Show every line below where "copyright" can be found.

(Stored items from a collection)

#####

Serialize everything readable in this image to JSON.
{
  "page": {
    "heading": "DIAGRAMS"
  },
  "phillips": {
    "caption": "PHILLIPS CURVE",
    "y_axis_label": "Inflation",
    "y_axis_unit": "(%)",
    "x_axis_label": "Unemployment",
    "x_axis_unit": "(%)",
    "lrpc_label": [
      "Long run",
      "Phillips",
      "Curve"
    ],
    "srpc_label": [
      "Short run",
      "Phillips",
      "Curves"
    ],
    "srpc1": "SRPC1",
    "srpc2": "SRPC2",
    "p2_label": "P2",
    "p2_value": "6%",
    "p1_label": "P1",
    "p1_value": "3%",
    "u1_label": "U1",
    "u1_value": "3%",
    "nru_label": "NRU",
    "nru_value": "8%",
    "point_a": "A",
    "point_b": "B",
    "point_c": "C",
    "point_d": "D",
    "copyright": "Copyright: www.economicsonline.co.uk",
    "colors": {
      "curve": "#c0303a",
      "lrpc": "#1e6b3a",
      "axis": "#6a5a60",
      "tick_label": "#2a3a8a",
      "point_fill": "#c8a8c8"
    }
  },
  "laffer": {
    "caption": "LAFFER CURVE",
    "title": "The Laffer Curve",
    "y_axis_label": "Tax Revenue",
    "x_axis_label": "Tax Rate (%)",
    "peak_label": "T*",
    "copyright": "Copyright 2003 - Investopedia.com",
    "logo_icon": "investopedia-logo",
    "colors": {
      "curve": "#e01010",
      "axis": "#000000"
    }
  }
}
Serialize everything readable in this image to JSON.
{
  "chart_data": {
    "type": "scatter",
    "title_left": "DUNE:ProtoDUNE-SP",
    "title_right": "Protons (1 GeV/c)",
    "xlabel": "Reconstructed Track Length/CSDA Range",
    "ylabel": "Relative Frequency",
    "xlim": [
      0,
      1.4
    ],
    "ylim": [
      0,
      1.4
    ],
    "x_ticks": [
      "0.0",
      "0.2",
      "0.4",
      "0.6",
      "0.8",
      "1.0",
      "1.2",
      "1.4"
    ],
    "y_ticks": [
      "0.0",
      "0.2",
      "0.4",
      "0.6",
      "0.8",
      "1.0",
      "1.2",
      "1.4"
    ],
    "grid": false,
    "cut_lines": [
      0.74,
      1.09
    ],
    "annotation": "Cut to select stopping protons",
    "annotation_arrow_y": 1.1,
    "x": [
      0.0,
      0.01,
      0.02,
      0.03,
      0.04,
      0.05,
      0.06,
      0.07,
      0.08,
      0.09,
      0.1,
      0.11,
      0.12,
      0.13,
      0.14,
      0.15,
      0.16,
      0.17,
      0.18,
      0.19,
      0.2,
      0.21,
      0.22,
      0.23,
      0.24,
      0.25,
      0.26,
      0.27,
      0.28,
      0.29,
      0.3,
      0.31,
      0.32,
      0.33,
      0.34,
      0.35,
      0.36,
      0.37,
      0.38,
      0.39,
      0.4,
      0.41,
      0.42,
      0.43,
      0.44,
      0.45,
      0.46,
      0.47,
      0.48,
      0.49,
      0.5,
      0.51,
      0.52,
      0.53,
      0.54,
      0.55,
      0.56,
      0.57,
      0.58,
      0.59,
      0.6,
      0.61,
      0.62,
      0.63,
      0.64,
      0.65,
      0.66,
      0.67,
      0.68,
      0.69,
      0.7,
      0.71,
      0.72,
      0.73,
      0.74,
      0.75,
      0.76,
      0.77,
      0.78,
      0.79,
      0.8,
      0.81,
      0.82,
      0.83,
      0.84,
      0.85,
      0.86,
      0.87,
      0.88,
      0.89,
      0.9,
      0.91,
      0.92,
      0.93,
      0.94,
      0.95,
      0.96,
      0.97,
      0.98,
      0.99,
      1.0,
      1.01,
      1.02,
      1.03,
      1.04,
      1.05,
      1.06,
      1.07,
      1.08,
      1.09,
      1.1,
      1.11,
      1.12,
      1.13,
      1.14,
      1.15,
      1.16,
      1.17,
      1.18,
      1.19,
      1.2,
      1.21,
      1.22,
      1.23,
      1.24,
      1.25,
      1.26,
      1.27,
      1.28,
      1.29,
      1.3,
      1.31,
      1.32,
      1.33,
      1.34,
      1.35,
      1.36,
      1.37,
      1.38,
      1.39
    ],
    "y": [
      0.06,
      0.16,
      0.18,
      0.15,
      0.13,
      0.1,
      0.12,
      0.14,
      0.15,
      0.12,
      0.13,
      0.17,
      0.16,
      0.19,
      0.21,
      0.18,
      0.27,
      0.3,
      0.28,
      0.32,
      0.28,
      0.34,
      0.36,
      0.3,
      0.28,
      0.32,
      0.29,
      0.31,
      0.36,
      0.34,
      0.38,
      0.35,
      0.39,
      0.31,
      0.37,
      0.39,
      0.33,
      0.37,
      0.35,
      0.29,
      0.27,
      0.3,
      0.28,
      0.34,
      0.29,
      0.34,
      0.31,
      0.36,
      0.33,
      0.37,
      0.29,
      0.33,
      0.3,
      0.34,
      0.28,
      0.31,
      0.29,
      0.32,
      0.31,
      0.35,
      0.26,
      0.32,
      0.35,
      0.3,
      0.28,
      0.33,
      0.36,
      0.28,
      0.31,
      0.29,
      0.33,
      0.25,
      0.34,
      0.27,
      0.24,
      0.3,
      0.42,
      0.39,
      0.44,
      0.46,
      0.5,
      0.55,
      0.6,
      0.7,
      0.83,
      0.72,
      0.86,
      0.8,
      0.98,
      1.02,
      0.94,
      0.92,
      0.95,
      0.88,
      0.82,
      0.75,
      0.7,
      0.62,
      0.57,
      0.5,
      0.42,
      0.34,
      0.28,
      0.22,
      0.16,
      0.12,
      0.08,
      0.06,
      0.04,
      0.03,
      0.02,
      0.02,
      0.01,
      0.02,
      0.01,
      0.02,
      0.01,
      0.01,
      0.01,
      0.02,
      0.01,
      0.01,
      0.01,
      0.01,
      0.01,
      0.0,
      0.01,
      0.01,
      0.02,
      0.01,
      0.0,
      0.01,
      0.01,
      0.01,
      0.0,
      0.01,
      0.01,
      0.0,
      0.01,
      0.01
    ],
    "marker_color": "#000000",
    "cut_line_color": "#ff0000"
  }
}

#####

## WRITTEN RESPONSE
    "copyright": "Copyright: www.economicsonline.co.uk",
    "copyright": "Copyright 2003 - Investopedia.com",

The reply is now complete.